╭─ EXCERPTED DATA

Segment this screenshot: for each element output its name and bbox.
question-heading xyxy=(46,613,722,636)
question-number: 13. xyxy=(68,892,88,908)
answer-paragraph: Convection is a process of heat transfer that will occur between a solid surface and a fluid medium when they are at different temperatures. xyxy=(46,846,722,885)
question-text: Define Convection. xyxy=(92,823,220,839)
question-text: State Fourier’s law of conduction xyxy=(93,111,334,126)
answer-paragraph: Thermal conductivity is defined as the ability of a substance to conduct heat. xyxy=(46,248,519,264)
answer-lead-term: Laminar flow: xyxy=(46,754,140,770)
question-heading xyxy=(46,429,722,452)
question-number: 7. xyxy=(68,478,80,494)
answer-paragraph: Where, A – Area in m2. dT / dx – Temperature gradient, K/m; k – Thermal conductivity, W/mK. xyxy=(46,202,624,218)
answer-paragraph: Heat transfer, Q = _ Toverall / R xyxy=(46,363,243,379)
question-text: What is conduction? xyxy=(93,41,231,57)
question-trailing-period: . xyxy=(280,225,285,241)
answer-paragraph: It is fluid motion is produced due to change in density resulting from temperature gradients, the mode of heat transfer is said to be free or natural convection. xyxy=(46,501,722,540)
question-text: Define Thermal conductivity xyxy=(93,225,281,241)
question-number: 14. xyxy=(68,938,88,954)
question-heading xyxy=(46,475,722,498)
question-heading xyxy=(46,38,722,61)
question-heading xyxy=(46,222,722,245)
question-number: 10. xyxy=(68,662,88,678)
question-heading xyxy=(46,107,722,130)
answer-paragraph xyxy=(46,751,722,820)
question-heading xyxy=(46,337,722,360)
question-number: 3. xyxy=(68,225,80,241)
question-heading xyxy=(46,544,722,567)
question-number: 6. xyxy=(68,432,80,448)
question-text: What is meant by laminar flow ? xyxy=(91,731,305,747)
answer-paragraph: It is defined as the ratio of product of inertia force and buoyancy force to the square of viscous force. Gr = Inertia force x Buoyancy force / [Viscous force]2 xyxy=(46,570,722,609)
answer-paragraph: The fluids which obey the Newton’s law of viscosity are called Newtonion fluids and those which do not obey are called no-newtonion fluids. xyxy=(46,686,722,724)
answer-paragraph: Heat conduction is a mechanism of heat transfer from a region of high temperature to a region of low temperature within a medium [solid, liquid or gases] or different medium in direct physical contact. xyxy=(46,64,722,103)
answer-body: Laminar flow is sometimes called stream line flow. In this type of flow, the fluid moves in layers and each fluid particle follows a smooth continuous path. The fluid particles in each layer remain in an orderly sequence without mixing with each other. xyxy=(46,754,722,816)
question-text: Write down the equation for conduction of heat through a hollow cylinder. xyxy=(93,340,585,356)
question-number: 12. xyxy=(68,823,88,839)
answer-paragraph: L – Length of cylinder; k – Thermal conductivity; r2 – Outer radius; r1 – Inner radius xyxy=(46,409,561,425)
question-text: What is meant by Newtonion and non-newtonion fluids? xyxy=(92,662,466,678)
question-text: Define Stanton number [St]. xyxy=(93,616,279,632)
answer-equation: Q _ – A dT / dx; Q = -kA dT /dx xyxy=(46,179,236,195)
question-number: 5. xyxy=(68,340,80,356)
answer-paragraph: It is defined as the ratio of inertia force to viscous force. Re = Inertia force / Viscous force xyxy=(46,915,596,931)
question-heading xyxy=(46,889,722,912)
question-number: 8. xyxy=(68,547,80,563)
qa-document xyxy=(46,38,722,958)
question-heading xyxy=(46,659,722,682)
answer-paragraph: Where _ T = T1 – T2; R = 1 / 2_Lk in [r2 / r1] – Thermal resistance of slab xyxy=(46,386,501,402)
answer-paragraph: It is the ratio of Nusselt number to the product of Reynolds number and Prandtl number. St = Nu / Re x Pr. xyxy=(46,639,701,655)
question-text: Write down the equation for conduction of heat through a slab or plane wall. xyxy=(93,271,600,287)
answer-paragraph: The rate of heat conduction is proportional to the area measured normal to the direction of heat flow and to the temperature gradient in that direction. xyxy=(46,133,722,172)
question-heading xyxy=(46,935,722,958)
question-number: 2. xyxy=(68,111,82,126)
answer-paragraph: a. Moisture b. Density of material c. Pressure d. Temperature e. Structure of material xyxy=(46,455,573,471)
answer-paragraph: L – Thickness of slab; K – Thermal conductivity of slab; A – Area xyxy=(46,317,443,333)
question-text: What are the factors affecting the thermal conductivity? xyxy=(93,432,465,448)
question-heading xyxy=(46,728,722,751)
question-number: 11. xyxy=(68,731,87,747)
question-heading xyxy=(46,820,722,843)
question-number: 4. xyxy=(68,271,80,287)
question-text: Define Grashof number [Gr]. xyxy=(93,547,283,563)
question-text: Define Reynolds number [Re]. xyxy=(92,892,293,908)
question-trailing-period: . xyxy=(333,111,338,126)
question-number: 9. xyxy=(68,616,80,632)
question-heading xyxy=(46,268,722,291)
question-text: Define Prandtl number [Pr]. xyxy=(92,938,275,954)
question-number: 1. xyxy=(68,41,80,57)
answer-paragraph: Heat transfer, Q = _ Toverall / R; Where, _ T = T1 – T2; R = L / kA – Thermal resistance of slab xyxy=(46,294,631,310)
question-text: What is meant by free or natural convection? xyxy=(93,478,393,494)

╰─

### STATED GOAL:
Reproduce the listing above without any changes, starting from its first line up to and including the line with "question-trailing-period: . xyxy=(280,225,285,241)".

### FINISHED EXERCISE:
Segment this screenshot: for each element output its name and bbox.
question-heading xyxy=(46,613,722,636)
question-number: 13. xyxy=(68,892,88,908)
answer-paragraph: Convection is a process of heat transfer that will occur between a solid surface and a fluid medium when they are at different temperatures. xyxy=(46,846,722,885)
question-text: Define Convection. xyxy=(92,823,220,839)
question-text: State Fourier’s law of conduction xyxy=(93,111,334,126)
answer-paragraph: Thermal conductivity is defined as the ability of a substance to conduct heat. xyxy=(46,248,519,264)
answer-lead-term: Laminar flow: xyxy=(46,754,140,770)
question-heading xyxy=(46,429,722,452)
question-number: 7. xyxy=(68,478,80,494)
answer-paragraph: Where, A – Area in m2. dT / dx – Temperature gradient, K/m; k – Thermal conductivity, W/mK. xyxy=(46,202,624,218)
answer-paragraph: Heat transfer, Q = _ Toverall / R xyxy=(46,363,243,379)
question-text: What is conduction? xyxy=(93,41,231,57)
question-trailing-period: . xyxy=(280,225,285,241)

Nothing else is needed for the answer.